What is needed → Locate each line containing the string "Asia" and copy it out.

Figure data in JSON:
%%
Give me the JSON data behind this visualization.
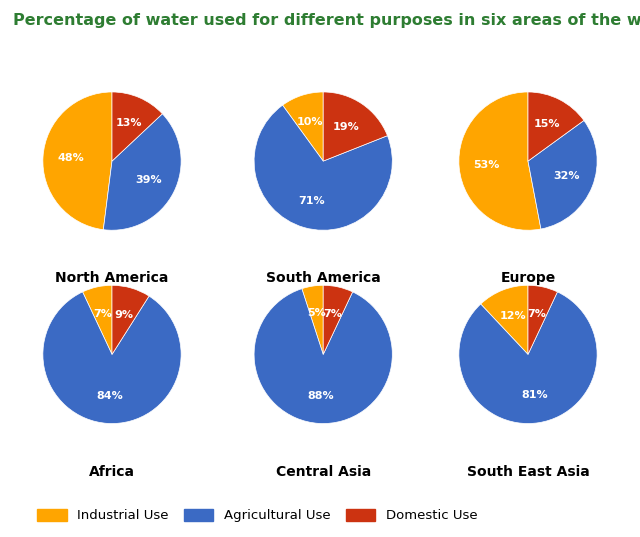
{
  "title": "Percentage of water used for different purposes in six areas of the world.",
  "title_color": "#2e7d32",
  "background_color": "#ffffff",
  "colors": {
    "Industrial Use": "#FFA500",
    "Agricultural Use": "#3B6AC4",
    "Domestic Use": "#CC3311"
  },
  "regions": [
    {
      "name": "North America",
      "values": [
        48,
        39,
        13
      ],
      "labels": [
        "48%",
        "39%",
        "13%"
      ]
    },
    {
      "name": "South America",
      "values": [
        10,
        71,
        19
      ],
      "labels": [
        "10%",
        "71%",
        "19%"
      ]
    },
    {
      "name": "Europe",
      "values": [
        53,
        32,
        15
      ],
      "labels": [
        "53%",
        "32%",
        "15%"
      ]
    },
    {
      "name": "Africa",
      "values": [
        7,
        84,
        9
      ],
      "labels": [
        "7%",
        "84%",
        "9%"
      ]
    },
    {
      "name": "Central Asia",
      "values": [
        5,
        88,
        7
      ],
      "labels": [
        "5%",
        "88%",
        "7%"
      ]
    },
    {
      "name": "South East Asia",
      "values": [
        12,
        81,
        7
      ],
      "labels": [
        "12%",
        "81%",
        "7%"
      ]
    }
  ],
  "legend_labels": [
    "Industrial Use",
    "Agricultural Use",
    "Domestic Use"
  ],
  "label_fontsize": 8,
  "region_name_fontsize": 10,
  "title_fontsize": 11.5
}
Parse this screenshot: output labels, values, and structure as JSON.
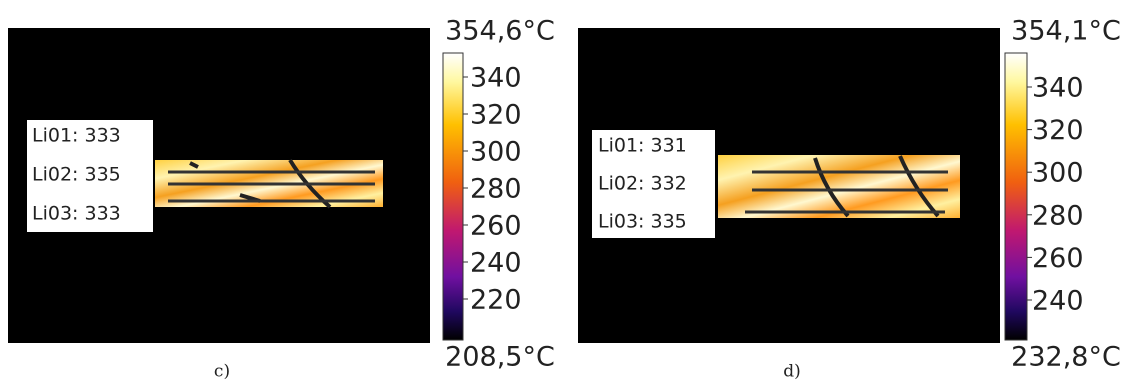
{
  "panels": [
    {
      "caption": "c)",
      "max_label": "354,6°C",
      "min_label": "208,5°C",
      "ticks": [
        340,
        320,
        300,
        280,
        260,
        240,
        220
      ],
      "lines": [
        "Li01: 333",
        "Li02: 335",
        "Li03: 333"
      ]
    },
    {
      "caption": "d)",
      "max_label": "354,1°C",
      "min_label": "232,8°C",
      "ticks": [
        340,
        320,
        300,
        280,
        260,
        240
      ],
      "lines": [
        "Li01: 331",
        "Li02: 332",
        "Li03: 335"
      ]
    }
  ]
}
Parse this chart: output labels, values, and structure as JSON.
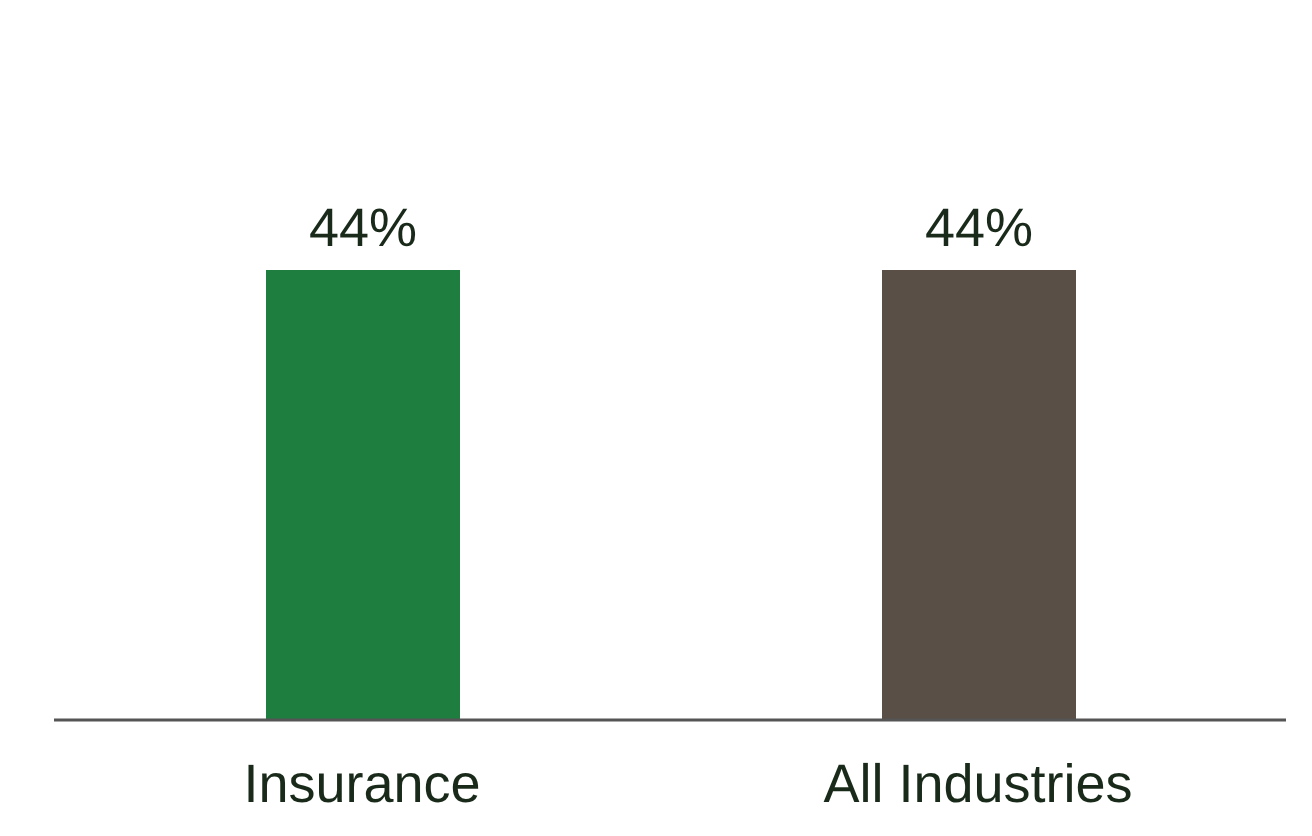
{
  "chart_data": {
    "type": "bar",
    "categories": [
      "Insurance",
      "All Industries"
    ],
    "values": [
      44,
      44
    ],
    "value_labels": [
      "44%",
      "44%"
    ],
    "colors": [
      "#1e7e40",
      "#5a4f47"
    ]
  }
}
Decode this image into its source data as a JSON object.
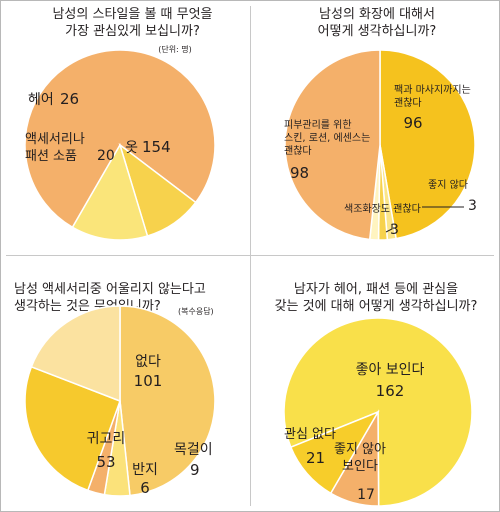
{
  "chart_data": [
    {
      "type": "pie",
      "title_line1": "남성의 스타일을 볼 때 무엇을",
      "title_line2": "가장 관심있게 보십니까?",
      "note": "(단위: 명)",
      "slices": [
        {
          "label": "옷",
          "value": 154,
          "color": "#f4b06a"
        },
        {
          "label": "액세서리나 패션 소품",
          "value": 20,
          "color": "#f7d24c"
        },
        {
          "label": "헤어",
          "value": 26,
          "color": "#fae57a"
        }
      ]
    },
    {
      "type": "pie",
      "title_line1": "남성의 화장에 대해서",
      "title_line2": "어떻게 생각하십니까?",
      "slices": [
        {
          "label": "팩과 마사지까지는 괜찮다",
          "value": 96,
          "color": "#f5c21e"
        },
        {
          "label": "좋지 않다",
          "value": 3,
          "color": "#fbe68a"
        },
        {
          "label": "",
          "value": 3,
          "color": "#f7d24c"
        },
        {
          "label": "색조화장도 괜찮다",
          "value": 3,
          "color": "#fff4c0"
        },
        {
          "label": "피부관리를 위한 스킨, 로션, 에센스는 괜찮다",
          "value": 98,
          "color": "#f4b06a"
        }
      ]
    },
    {
      "type": "pie",
      "title_line1": "남성 액세서리중 어울리지 않는다고",
      "title_line2": "생각하는 것은 무엇입니까?",
      "note": "(복수응답)",
      "slices": [
        {
          "label": "없다",
          "value": 101,
          "color": "#f7cb66"
        },
        {
          "label": "목걸이",
          "value": 9,
          "color": "#fbe27a"
        },
        {
          "label": "반지",
          "value": 6,
          "color": "#f4b06a"
        },
        {
          "label": "귀고리",
          "value": 53,
          "color": "#f6c92d"
        },
        {
          "label": "",
          "value": 40,
          "color": "#fbe2a0"
        }
      ]
    },
    {
      "type": "pie",
      "title_line1": "남자가 헤어, 패션 등에 관심을",
      "title_line2": "갖는 것에 대해 어떻게 생각하십니까?",
      "slices": [
        {
          "label": "좋아 보인다",
          "value": 162,
          "color": "#f9e04a"
        },
        {
          "label": "좋지 않아 보인다",
          "value": 17,
          "color": "#f4b06a"
        },
        {
          "label": "관심 없다",
          "value": 21,
          "color": "#f7cd2a"
        }
      ]
    }
  ]
}
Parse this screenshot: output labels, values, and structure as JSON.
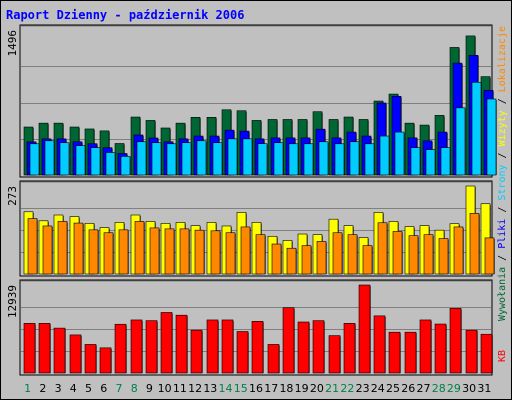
%%
Full answer →
      "name": "Central Asia",
      "name": "South East Asia",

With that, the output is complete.